Instruction
Every line with the string "circle" should be gathered.

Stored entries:
== == ==

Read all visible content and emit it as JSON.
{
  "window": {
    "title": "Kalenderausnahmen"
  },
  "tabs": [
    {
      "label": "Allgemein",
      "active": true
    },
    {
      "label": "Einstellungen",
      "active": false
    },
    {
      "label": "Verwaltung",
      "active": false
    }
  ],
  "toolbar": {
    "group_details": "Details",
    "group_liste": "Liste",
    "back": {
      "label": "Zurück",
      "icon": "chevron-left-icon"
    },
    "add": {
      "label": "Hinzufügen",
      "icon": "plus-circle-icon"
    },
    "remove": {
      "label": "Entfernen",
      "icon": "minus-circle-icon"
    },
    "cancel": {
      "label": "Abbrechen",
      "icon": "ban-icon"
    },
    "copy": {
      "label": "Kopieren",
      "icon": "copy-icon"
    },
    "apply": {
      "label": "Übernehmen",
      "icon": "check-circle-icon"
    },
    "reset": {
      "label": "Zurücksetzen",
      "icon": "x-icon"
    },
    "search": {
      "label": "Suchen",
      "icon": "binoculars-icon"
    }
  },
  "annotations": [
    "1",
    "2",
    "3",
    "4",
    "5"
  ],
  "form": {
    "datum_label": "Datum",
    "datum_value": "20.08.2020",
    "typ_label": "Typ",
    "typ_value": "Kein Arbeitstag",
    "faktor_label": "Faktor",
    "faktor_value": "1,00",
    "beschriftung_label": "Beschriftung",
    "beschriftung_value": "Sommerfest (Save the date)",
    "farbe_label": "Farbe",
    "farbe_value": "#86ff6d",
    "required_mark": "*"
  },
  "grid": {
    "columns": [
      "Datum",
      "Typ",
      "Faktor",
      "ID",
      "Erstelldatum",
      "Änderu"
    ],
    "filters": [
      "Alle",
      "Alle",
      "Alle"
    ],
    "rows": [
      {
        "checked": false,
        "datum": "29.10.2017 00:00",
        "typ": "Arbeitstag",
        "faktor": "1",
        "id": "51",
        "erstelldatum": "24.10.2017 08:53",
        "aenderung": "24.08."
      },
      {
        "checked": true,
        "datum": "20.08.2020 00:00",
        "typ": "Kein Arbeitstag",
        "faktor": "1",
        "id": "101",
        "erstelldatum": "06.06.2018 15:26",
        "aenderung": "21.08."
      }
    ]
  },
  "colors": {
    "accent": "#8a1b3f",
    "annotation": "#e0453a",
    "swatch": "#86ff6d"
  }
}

== == ==

Expected output
      "icon": "plus-circle-icon"
      "icon": "minus-circle-icon"
      "icon": "check-circle-icon"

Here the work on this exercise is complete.